DO THIS ▸ Copy each line in which the string "JSON" occurs.
***** DATA SHOWN
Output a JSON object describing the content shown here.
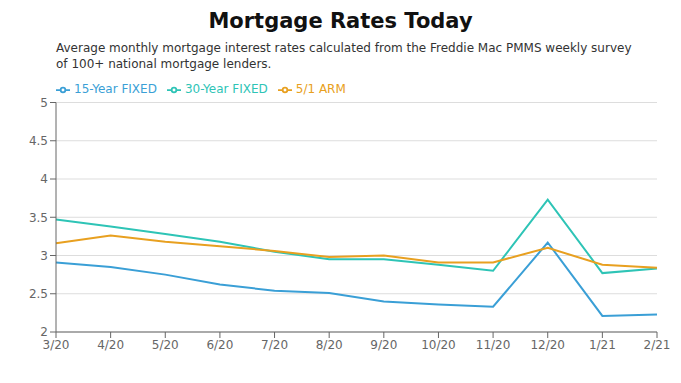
{
  "chart_data": {
    "type": "line",
    "title": "Mortgage Rates Today",
    "subtitle": "Average monthly mortgage interest rates calculated from the Freddie Mac PMMS weekly survey\nof 100+ national mortgage lenders.",
    "categories": [
      "3/20",
      "4/20",
      "5/20",
      "6/20",
      "7/20",
      "8/20",
      "9/20",
      "10/20",
      "11/20",
      "12/20",
      "1/21",
      "2/21"
    ],
    "series": [
      {
        "name": "30-Year FIXED",
        "color": "#2ec4b6",
        "values": [
          3.47,
          3.38,
          3.28,
          3.18,
          3.05,
          2.95,
          2.95,
          2.88,
          2.8,
          3.73,
          2.77,
          2.83
        ]
      },
      {
        "name": "15-Year FIXED",
        "color": "#3a9fd6",
        "values": [
          2.91,
          2.85,
          2.75,
          2.62,
          2.54,
          2.51,
          2.4,
          2.36,
          2.33,
          3.17,
          2.21,
          2.23
        ]
      },
      {
        "name": "5/1 ARM",
        "color": "#e8a020",
        "values": [
          3.16,
          3.26,
          3.18,
          3.12,
          3.06,
          2.98,
          3.0,
          2.91,
          2.91,
          3.1,
          2.88,
          2.84
        ]
      }
    ],
    "ylim": [
      2.0,
      5.0
    ],
    "yticks": [
      2,
      2.5,
      3,
      3.5,
      4,
      4.5,
      5
    ],
    "grid": true,
    "legend": "top"
  }
}
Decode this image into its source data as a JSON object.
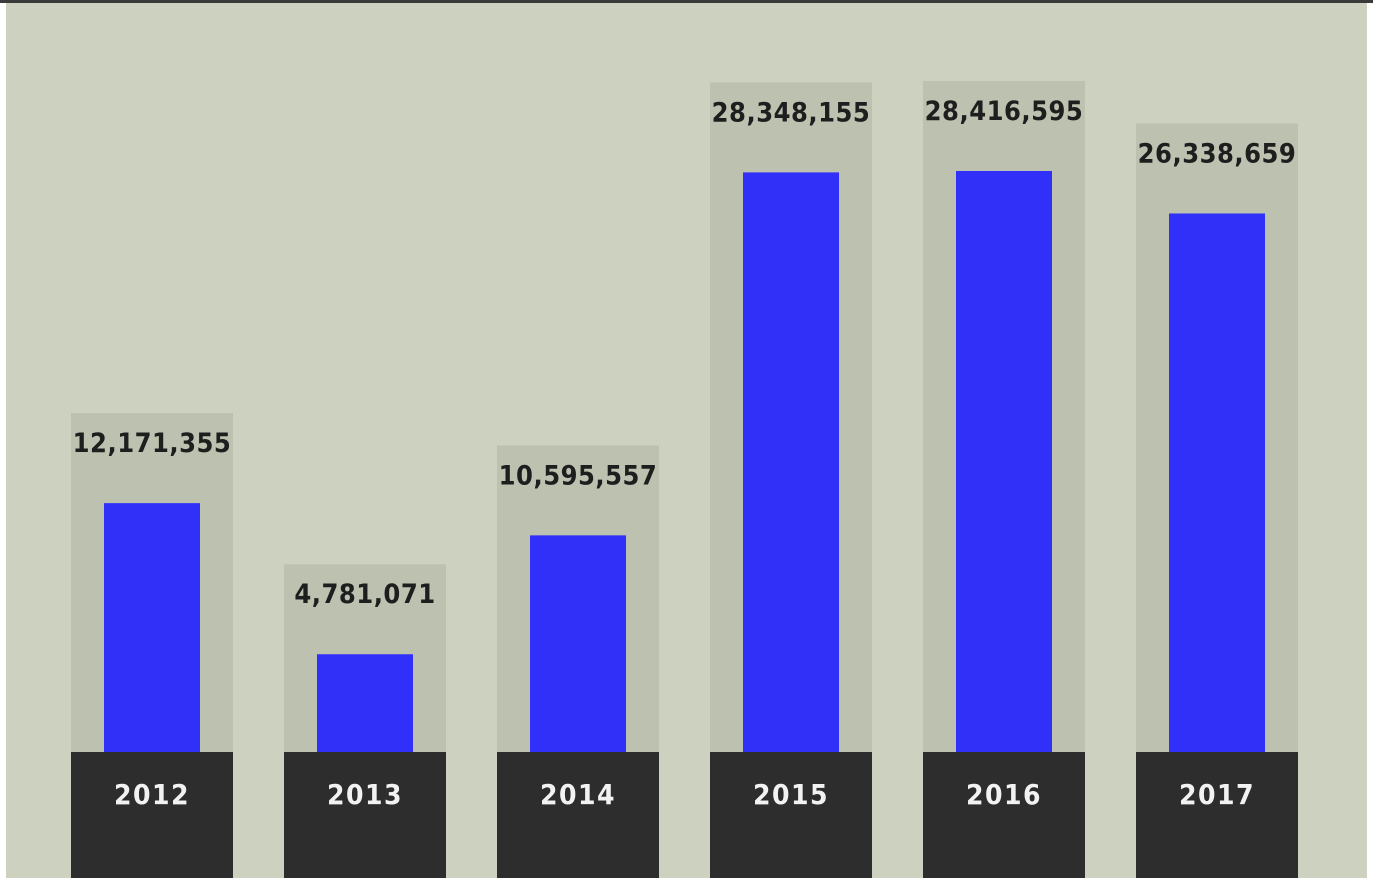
{
  "colors": {
    "background": "#cdd2c0",
    "bar_panel": "#bcc1b0",
    "bar": "#3030f8",
    "year_block": "#2e2d2d",
    "top_border": "#3a3a3a",
    "value_text": "#1e1e1e",
    "year_text": "#f2f2f2"
  },
  "chart_data": {
    "type": "bar",
    "title": "",
    "xlabel": "",
    "ylabel": "",
    "categories": [
      "2012",
      "2013",
      "2014",
      "2015",
      "2016",
      "2017"
    ],
    "values": [
      12171355,
      4781071,
      10595557,
      28348155,
      28416595,
      26338659
    ],
    "value_labels": [
      "12,171,355",
      "4,781,071",
      "10,595,557",
      "28,348,155",
      "28,416,595",
      "26,338,659"
    ],
    "ylim": [
      0,
      28416595
    ],
    "grid": false,
    "legend": "none"
  }
}
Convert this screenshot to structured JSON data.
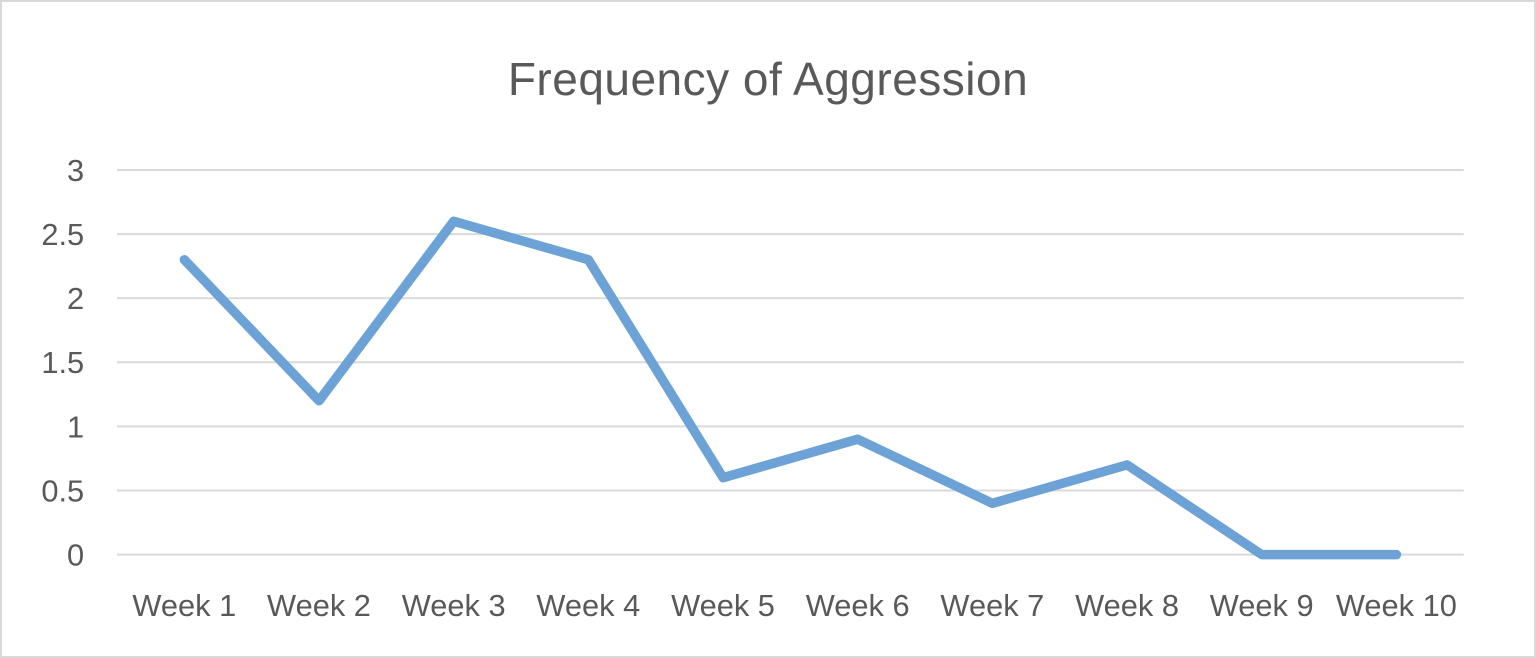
**********
SOLUTION ▸
Output a JSON object describing the content shown here.
Decode this image into its source data as a JSON object.
Convert this screenshot to structured JSON data.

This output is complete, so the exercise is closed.